### Exercise goal
Below are the records; collect from them each line containing the string "text".
[start]
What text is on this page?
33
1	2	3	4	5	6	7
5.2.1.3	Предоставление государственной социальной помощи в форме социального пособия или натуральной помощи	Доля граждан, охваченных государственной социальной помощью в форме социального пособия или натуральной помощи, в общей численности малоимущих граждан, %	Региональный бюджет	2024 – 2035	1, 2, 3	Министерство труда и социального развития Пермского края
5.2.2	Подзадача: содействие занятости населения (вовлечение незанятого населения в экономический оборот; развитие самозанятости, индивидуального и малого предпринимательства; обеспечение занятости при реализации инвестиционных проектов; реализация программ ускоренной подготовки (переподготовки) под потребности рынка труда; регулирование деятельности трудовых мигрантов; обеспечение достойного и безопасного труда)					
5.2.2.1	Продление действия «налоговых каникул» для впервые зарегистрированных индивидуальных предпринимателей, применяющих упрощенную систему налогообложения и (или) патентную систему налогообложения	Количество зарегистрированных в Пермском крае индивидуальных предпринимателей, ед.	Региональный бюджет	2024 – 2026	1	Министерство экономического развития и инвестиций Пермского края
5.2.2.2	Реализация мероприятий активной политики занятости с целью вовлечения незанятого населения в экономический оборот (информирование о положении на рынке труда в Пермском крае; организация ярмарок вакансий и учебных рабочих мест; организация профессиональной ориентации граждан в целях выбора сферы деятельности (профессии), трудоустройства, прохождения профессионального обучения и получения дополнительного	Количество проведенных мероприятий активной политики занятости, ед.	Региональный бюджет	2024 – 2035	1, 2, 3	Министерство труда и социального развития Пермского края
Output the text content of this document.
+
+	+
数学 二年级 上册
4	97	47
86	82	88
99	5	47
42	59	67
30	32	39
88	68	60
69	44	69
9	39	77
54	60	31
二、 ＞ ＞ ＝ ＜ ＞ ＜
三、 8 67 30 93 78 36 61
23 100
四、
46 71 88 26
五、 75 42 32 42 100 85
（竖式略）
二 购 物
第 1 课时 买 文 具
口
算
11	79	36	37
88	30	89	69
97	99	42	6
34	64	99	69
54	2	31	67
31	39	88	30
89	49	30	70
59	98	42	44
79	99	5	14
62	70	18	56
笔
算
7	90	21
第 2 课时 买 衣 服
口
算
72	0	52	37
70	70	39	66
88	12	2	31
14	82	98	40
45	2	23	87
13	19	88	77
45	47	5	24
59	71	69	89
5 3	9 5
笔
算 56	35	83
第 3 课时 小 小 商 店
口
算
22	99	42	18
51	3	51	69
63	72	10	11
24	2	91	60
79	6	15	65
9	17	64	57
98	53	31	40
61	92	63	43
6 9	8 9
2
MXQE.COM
[end]
### Finished answer
What text is on this page?
Output the text content of this document.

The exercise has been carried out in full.